--- BEGIN DATA EXCERPTS ---

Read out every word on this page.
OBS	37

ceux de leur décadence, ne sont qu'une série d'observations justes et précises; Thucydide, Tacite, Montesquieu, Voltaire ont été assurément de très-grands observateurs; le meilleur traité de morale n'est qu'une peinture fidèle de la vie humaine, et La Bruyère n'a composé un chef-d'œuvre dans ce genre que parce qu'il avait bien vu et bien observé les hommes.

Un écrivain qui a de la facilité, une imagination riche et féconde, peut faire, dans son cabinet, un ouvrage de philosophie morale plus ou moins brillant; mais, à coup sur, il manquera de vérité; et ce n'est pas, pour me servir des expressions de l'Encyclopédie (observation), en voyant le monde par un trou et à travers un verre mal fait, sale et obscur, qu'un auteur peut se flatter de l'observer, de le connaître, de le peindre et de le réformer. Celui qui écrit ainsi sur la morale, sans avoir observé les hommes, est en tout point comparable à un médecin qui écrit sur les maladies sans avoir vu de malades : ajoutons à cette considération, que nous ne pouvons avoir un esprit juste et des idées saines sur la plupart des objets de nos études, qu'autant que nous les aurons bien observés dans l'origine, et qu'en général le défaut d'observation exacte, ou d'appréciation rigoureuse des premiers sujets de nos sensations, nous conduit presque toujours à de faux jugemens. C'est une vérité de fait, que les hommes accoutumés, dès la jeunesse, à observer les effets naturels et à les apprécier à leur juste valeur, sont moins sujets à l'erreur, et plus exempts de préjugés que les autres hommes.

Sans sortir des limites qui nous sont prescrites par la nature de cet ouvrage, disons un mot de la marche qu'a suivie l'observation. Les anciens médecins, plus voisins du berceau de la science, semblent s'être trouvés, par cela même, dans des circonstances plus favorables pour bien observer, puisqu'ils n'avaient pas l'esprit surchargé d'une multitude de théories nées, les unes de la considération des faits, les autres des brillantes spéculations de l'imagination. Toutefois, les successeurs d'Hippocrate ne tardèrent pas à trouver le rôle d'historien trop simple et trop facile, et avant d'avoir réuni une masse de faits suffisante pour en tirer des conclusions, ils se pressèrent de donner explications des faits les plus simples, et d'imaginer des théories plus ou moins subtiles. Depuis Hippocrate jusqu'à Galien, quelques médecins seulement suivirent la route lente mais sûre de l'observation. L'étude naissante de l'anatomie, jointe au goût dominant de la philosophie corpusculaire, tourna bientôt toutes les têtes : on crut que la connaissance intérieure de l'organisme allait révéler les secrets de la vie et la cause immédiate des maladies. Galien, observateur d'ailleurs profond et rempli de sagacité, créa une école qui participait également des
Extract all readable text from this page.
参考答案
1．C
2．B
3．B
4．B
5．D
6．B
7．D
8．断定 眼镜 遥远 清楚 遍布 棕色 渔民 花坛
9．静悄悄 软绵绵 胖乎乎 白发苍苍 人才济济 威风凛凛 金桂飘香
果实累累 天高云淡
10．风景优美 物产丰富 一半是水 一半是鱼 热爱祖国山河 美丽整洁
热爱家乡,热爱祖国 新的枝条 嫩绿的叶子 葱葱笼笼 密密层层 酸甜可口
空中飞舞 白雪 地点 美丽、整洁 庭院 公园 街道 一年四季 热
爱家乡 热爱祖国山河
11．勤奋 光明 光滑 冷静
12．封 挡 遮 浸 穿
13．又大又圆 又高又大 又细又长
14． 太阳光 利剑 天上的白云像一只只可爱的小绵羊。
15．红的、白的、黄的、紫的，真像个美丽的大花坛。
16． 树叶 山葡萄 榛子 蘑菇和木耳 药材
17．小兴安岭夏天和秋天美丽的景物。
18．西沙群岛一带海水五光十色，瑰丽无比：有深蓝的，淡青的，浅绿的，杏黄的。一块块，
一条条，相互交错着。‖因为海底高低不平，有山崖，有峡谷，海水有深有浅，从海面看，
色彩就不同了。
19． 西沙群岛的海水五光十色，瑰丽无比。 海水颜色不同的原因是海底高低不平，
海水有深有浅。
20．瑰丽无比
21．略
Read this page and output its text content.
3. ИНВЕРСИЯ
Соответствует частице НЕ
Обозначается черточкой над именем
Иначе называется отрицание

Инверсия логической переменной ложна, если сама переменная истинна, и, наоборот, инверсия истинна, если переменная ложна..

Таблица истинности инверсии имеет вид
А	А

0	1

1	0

--- END DATA EXCERPTS ---

• _CHALLENGE_
The records above should be repeated in full, exactly as given.

• _COMPLETE ANSWER_
Read out every word on this page.
OBS	37

ceux de leur décadence, ne sont qu'une série d'observations justes et précises; Thucydide, Tacite, Montesquieu, Voltaire ont été assurément de très-grands observateurs; le meilleur traité de morale n'est qu'une peinture fidèle de la vie humaine, et La Bruyère n'a composé un chef-d'œuvre dans ce genre que parce qu'il avait bien vu et bien observé les hommes.

Un écrivain qui a de la facilité, une imagination riche et féconde, peut faire, dans son cabinet, un ouvrage de philosophie morale plus ou moins brillant; mais, à coup sur, il manquera de vérité; et ce n'est pas, pour me servir des expressions de l'Encyclopédie (observation), en voyant le monde par un trou et à travers un verre mal fait, sale et obscur, qu'un auteur peut se flatter de l'observer, de le connaître, de le peindre et de le réformer. Celui qui écrit ainsi sur la morale, sans avoir observé les hommes, est en tout point comparable à un médecin qui écrit sur les maladies sans avoir vu de malades : ajoutons à cette considération, que nous ne pouvons avoir un esprit juste et des idées saines sur la plupart des objets de nos études, qu'autant que nous les aurons bien observés dans l'origine, et qu'en général le défaut d'observation exacte, ou d'appréciation rigoureuse des premiers sujets de nos sensations, nous conduit presque toujours à de faux jugemens. C'est une vérité de fait, que les hommes accoutumés, dès la jeunesse, à observer les effets naturels et à les apprécier à leur juste valeur, sont moins sujets à l'erreur, et plus exempts de préjugés que les autres hommes.

Sans sortir des limites qui nous sont prescrites par la nature de cet ouvrage, disons un mot de la marche qu'a suivie l'observation. Les anciens médecins, plus voisins du berceau de la science, semblent s'être trouvés, par cela même, dans des circonstances plus favorables pour bien observer, puisqu'ils n'avaient pas l'esprit surchargé d'une multitude de théories nées, les unes de la considération des faits, les autres des brillantes spéculations de l'imagination. Toutefois, les successeurs d'Hippocrate ne tardèrent pas à trouver le rôle d'historien trop simple et trop facile, et avant d'avoir réuni une masse de faits suffisante pour en tirer des conclusions, ils se pressèrent de donner explications des faits les plus simples, et d'imaginer des théories plus ou moins subtiles. Depuis Hippocrate jusqu'à Galien, quelques médecins seulement suivirent la route lente mais sûre de l'observation. L'étude naissante de l'anatomie, jointe au goût dominant de la philosophie corpusculaire, tourna bientôt toutes les têtes : on crut que la connaissance intérieure de l'organisme allait révéler les secrets de la vie et la cause immédiate des maladies. Galien, observateur d'ailleurs profond et rempli de sagacité, créa une école qui participait également des
Extract all readable text from this page.
参考答案
1．C
2．B
3．B
4．B
5．D
6．B
7．D
8．断定 眼镜 遥远 清楚 遍布 棕色 渔民 花坛
9．静悄悄 软绵绵 胖乎乎 白发苍苍 人才济济 威风凛凛 金桂飘香
果实累累 天高云淡
10．风景优美 物产丰富 一半是水 一半是鱼 热爱祖国山河 美丽整洁
热爱家乡,热爱祖国 新的枝条 嫩绿的叶子 葱葱笼笼 密密层层 酸甜可口
空中飞舞 白雪 地点 美丽、整洁 庭院 公园 街道 一年四季 热
爱家乡 热爱祖国山河
11．勤奋 光明 光滑 冷静
12．封 挡 遮 浸 穿
13．又大又圆 又高又大 又细又长
14． 太阳光 利剑 天上的白云像一只只可爱的小绵羊。
15．红的、白的、黄的、紫的，真像个美丽的大花坛。
16． 树叶 山葡萄 榛子 蘑菇和木耳 药材
17．小兴安岭夏天和秋天美丽的景物。
18．西沙群岛一带海水五光十色，瑰丽无比：有深蓝的，淡青的，浅绿的，杏黄的。一块块，
一条条，相互交错着。‖因为海底高低不平，有山崖，有峡谷，海水有深有浅，从海面看，
色彩就不同了。
19． 西沙群岛的海水五光十色，瑰丽无比。 海水颜色不同的原因是海底高低不平，
海水有深有浅。
20．瑰丽无比
21．略
Read this page and output its text content.
3. ИНВЕРСИЯ
Соответствует частице НЕ
Обозначается черточкой над именем
Иначе называется отрицание

Инверсия логической переменной ложна, если сама переменная истинна, и, наоборот, инверсия истинна, если переменная ложна..

Таблица истинности инверсии имеет вид
А	А

0	1

1	0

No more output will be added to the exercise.